■ **Input rows**:

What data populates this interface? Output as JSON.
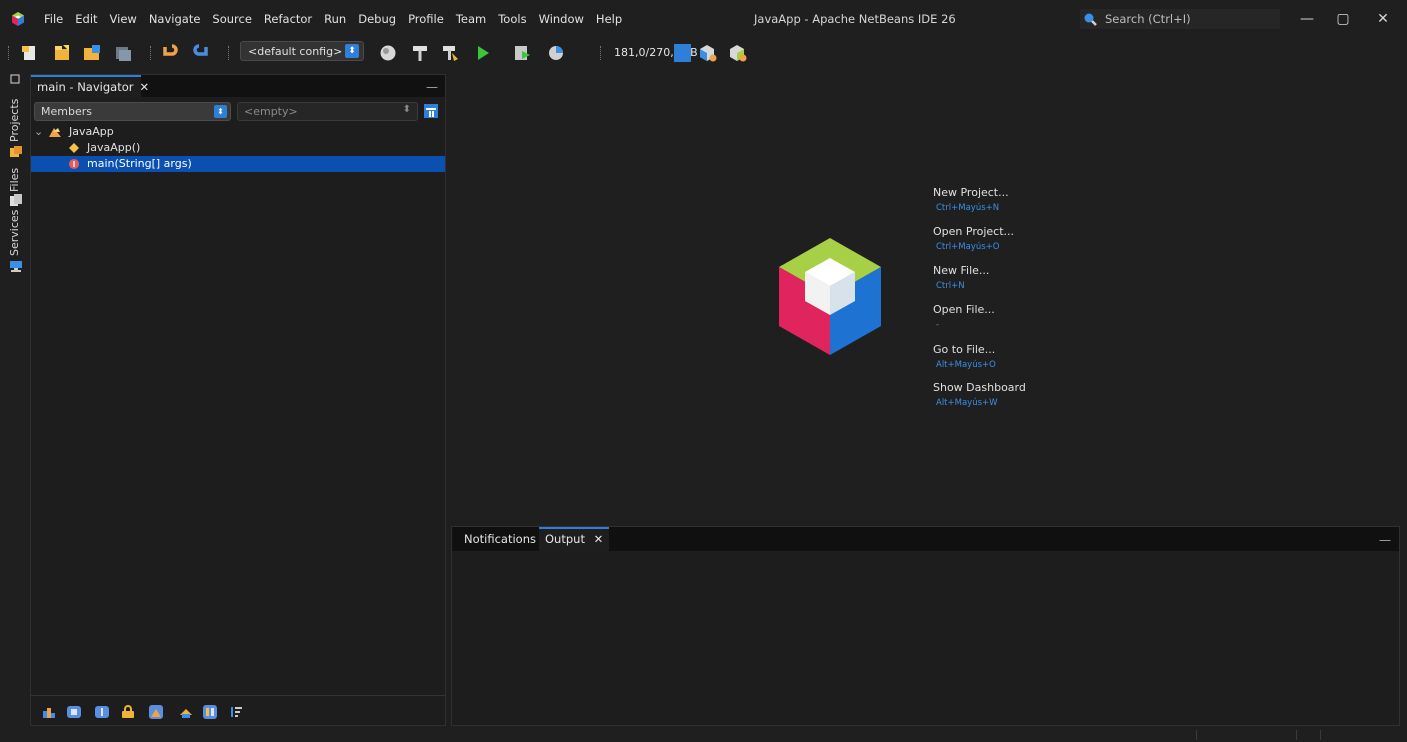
{
  "menu": [
    "File",
    "Edit",
    "View",
    "Navigate",
    "Source",
    "Refactor",
    "Run",
    "Debug",
    "Profile",
    "Team",
    "Tools",
    "Window",
    "Help"
  ],
  "window_title": "JavaApp - Apache NetBeans IDE 26",
  "search": {
    "placeholder": "Search (Ctrl+I)"
  },
  "window_controls": {
    "minimize": "—",
    "restore": "▢",
    "close": "✕"
  },
  "toolbar": {
    "config": "<default config>",
    "memory": "181,0/270,0MB"
  },
  "side_tabs": [
    "Projects",
    "Files",
    "Services"
  ],
  "navigator": {
    "tab_label": "main - Navigator",
    "close": "✕",
    "minimize": "—",
    "filter_select": "Members",
    "scope_select": "<empty>",
    "tree": [
      {
        "label": "JavaApp",
        "kind": "class",
        "expanded": true
      },
      {
        "label": "JavaApp()",
        "kind": "constructor"
      },
      {
        "label": "main(String[] args)",
        "kind": "method",
        "selected": true
      }
    ]
  },
  "quick_actions": [
    {
      "label": "New Project...",
      "shortcut": "Ctrl+Mayús+N"
    },
    {
      "label": "Open Project...",
      "shortcut": "Ctrl+Mayús+O"
    },
    {
      "label": "New File...",
      "shortcut": "Ctrl+N"
    },
    {
      "label": "Open File...",
      "shortcut": "-"
    },
    {
      "label": "Go to File...",
      "shortcut": "Alt+Mayús+O"
    },
    {
      "label": "Show Dashboard",
      "shortcut": "Alt+Mayús+W"
    }
  ],
  "output_panel": {
    "tabs": [
      {
        "label": "Notifications",
        "active": false
      },
      {
        "label": "Output",
        "active": true,
        "close": "✕"
      }
    ],
    "minimize": "—"
  },
  "colors": {
    "accent": "#2f7fd8",
    "selection": "#0b4fb0",
    "background": "#1f1f1f"
  }
}
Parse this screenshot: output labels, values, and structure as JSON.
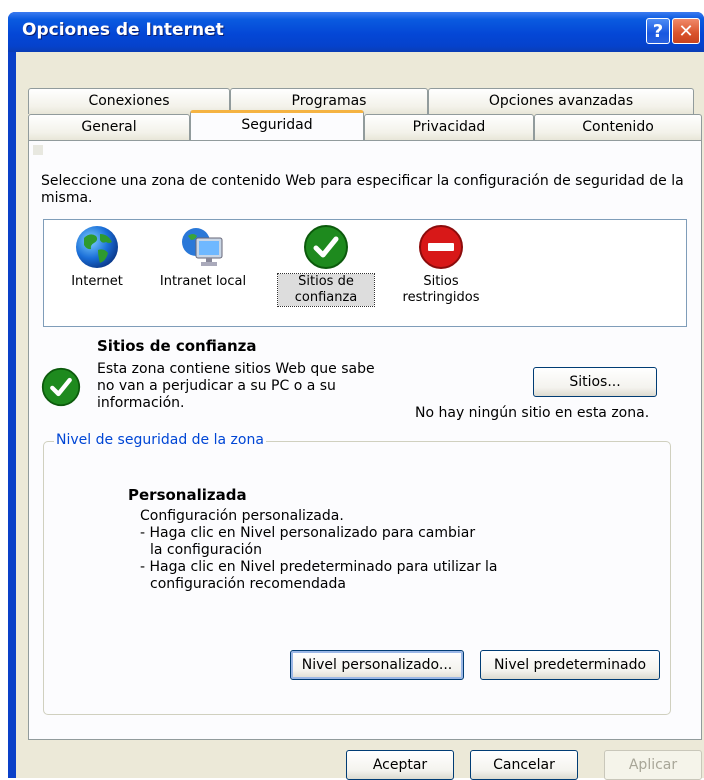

■ **What is needed**:
Every line holding "shortcut" should be copied out.

■ **Finished answer**:
      "shortcut": "Ctrl+Mayús+N"
      "shortcut": "Ctrl+Mayús+O"
      "shortcut": "Ctrl+N"
      "shortcut": "-"
      "shortcut": "Alt+Mayús+O"
      "shortcut": "Alt+Mayús+W"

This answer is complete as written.